[Data listing]
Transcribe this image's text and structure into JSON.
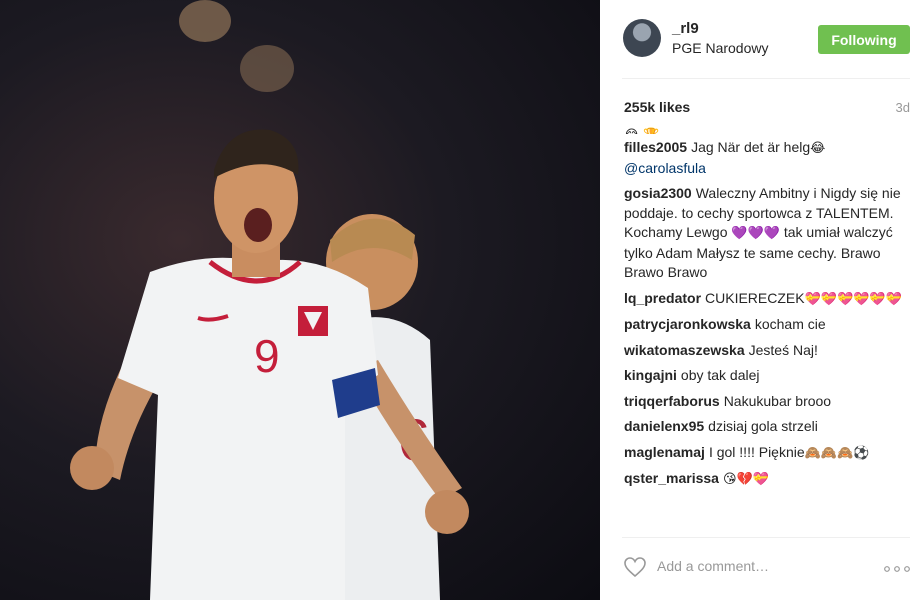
{
  "post": {
    "username": "_rl9",
    "location": "PGE Narodowy",
    "follow_label": "Following",
    "likes": "255k likes",
    "time": "3d",
    "partial_emoji": "😂 🏆"
  },
  "comments": [
    {
      "user": "filles2005",
      "text": "Jag När det är helg",
      "emoji": "😂",
      "mention": "@carolasfula"
    },
    {
      "user": "gosia2300",
      "text": "Waleczny Ambitny i Nigdy się nie poddaje. to cechy sportowca z TALENTEM. Kochamy Lewgo",
      "emoji": "💜💜💜",
      "text2": "tak umiał walczyć tylko Adam Małysz te same cechy. Brawo Brawo Brawo"
    },
    {
      "user": "lq_predator",
      "text": "CUKIERECZEK",
      "emoji": "💝💝💝💝💝💝"
    },
    {
      "user": "patrycjaronkowska",
      "text": "kocham cie"
    },
    {
      "user": "wikatomaszewska",
      "text": "Jesteś Naj!"
    },
    {
      "user": "kingajni",
      "text": "oby tak dalej"
    },
    {
      "user": "triqqerfaborus",
      "text": "Nakukubar brooo"
    },
    {
      "user": "danielenx95",
      "text": "dzisiaj gola strzeli"
    },
    {
      "user": "maglenamaj",
      "text": "I gol !!!! Pięknie",
      "emoji": "🙈🙈🙈⚽"
    },
    {
      "user": "qster_marissa",
      "text": "",
      "emoji": "😘💔💝"
    }
  ],
  "add_comment_placeholder": "Add a comment…",
  "colors": {
    "follow_button": "#70c050",
    "mention": "#003569",
    "muted": "#999999"
  },
  "icons": {
    "like": "heart-outline-icon",
    "more": "more-dots-icon"
  }
}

**WHAT IS ASKED**: Copy each line of the entries that includes the word "mention".

**FULL RESPONSE**:
      "mention": "@carolasfula"
    "mention": "#003569",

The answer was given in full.